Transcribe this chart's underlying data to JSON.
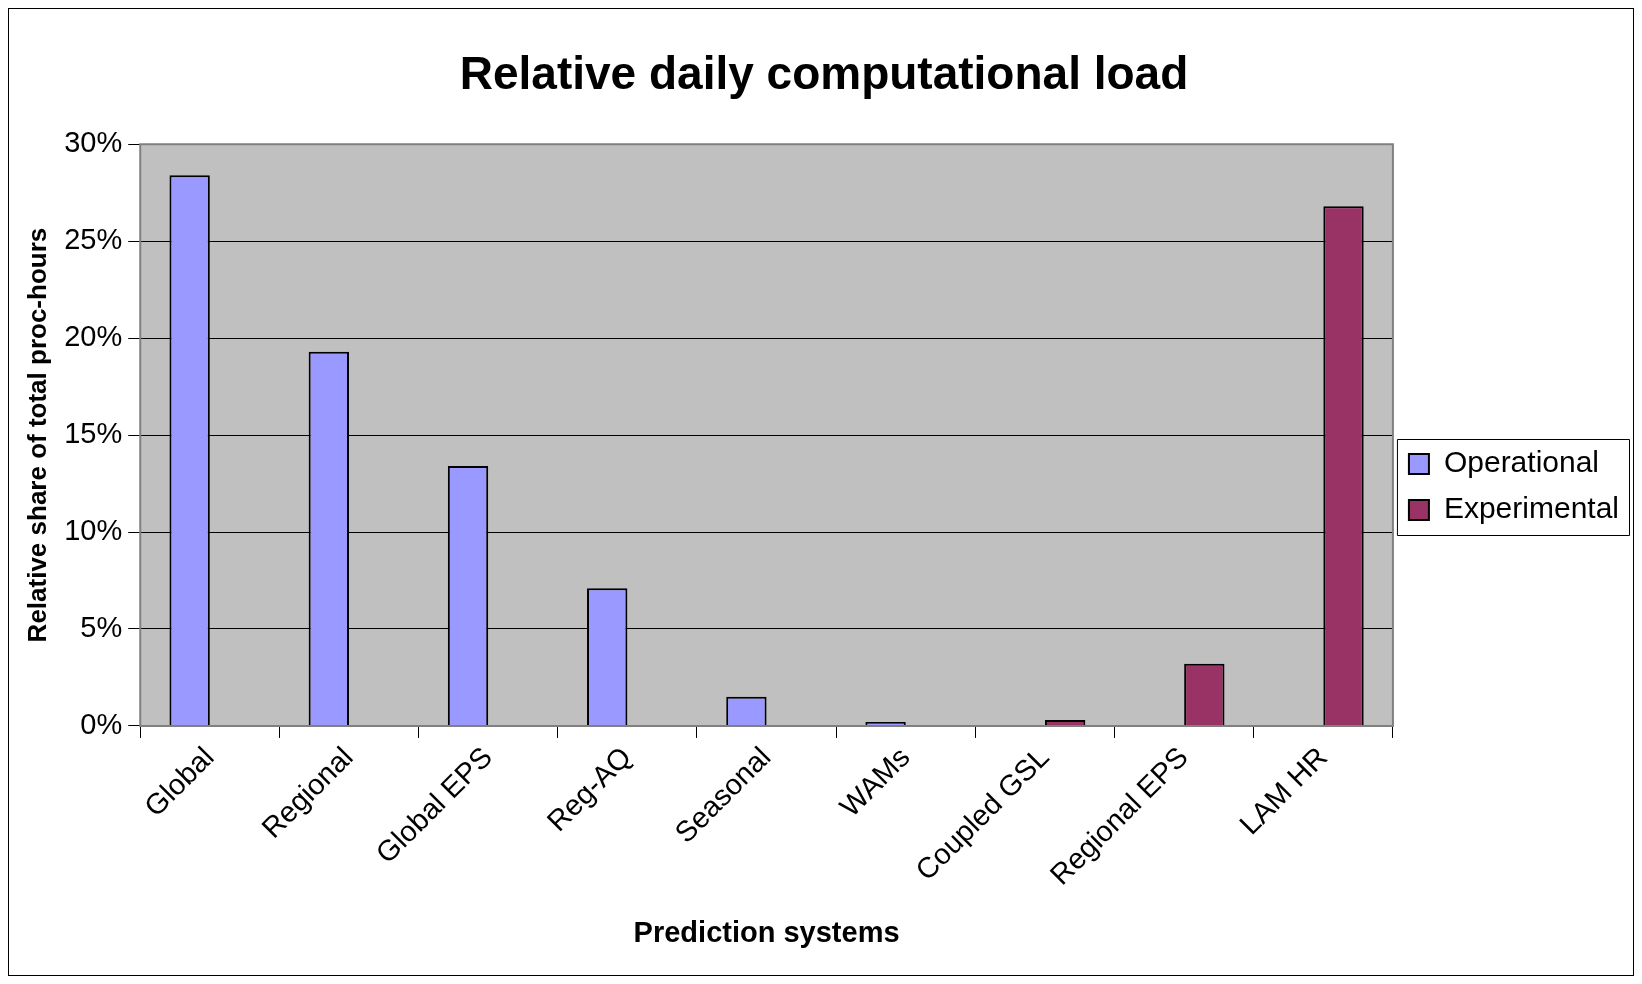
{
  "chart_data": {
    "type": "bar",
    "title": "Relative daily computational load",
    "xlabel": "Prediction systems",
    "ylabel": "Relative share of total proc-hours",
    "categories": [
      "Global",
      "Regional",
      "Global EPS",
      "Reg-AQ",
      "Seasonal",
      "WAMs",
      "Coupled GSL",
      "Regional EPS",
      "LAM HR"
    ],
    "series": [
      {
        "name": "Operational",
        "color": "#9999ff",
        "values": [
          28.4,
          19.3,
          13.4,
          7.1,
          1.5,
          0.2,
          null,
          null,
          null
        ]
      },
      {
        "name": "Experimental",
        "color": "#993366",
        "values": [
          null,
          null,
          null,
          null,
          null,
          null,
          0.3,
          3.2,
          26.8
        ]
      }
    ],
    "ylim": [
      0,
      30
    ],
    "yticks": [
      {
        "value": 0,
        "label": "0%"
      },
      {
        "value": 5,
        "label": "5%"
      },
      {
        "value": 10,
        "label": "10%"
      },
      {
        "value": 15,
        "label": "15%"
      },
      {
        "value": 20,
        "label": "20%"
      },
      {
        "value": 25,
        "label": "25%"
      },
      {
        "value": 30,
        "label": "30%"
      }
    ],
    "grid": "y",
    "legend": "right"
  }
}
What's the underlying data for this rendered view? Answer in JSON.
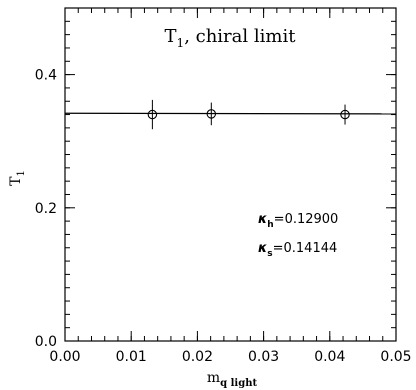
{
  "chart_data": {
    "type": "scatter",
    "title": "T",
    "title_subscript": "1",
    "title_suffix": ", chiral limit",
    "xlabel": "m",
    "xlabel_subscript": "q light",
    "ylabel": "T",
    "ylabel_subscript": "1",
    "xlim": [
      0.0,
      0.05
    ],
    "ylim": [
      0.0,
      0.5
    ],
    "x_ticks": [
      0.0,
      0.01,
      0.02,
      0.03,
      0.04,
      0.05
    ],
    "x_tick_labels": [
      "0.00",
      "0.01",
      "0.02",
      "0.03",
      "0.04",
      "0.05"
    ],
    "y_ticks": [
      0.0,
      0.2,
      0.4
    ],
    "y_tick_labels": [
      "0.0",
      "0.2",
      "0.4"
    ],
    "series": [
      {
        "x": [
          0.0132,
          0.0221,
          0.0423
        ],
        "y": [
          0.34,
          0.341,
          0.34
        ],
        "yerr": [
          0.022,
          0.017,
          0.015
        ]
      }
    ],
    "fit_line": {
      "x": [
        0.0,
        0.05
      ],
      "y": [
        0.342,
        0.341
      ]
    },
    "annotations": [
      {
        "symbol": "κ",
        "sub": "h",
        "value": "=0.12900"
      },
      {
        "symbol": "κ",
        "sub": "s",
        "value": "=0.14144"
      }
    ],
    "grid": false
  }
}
==
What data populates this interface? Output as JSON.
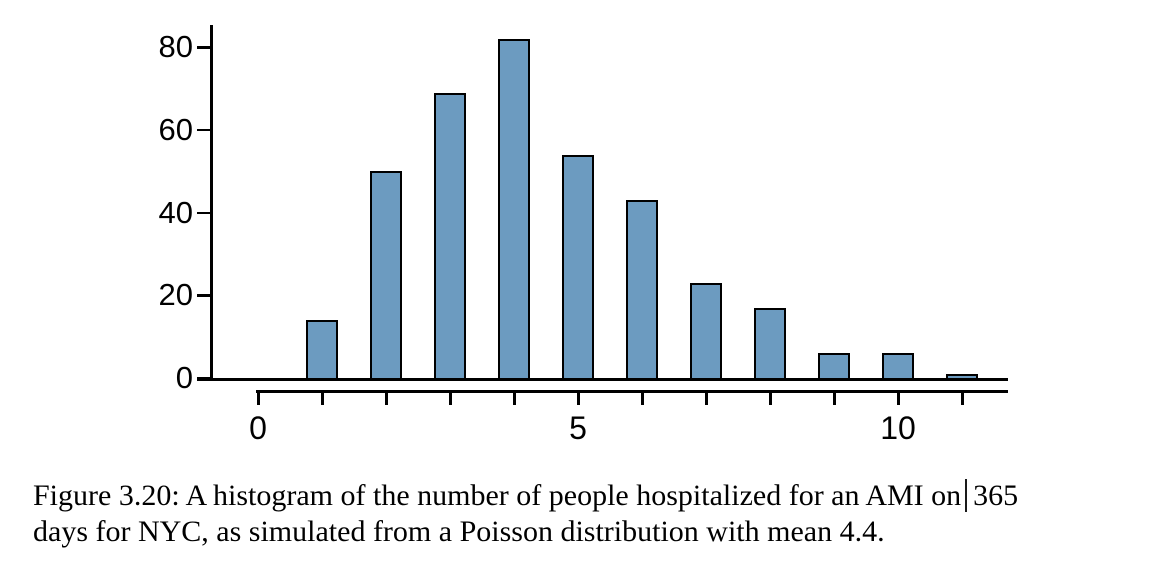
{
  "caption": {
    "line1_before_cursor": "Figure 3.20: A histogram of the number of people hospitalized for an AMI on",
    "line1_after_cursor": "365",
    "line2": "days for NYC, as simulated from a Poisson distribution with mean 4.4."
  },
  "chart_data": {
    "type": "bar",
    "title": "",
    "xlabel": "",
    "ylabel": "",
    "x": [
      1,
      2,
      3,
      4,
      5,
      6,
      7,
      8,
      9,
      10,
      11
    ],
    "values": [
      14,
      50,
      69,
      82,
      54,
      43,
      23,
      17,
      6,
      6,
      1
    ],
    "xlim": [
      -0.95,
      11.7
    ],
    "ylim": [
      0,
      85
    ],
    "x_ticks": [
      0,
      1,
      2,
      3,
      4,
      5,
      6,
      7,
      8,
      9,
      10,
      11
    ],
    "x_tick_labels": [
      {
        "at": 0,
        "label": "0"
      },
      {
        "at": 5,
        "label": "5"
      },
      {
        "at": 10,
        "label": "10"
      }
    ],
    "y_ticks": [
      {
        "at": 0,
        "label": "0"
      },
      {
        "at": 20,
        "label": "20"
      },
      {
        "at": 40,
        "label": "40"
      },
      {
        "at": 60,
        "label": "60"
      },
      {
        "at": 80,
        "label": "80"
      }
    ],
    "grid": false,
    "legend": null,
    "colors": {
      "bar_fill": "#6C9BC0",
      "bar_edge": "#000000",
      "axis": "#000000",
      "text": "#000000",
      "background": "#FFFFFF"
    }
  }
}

SET PROBLEM: Copy each line containing the word "What" from the data.

SOLVED PROBLEM:
What's the underlying data for this rendered view? Answer in JSON.
What data populates this interface? Output as JSON.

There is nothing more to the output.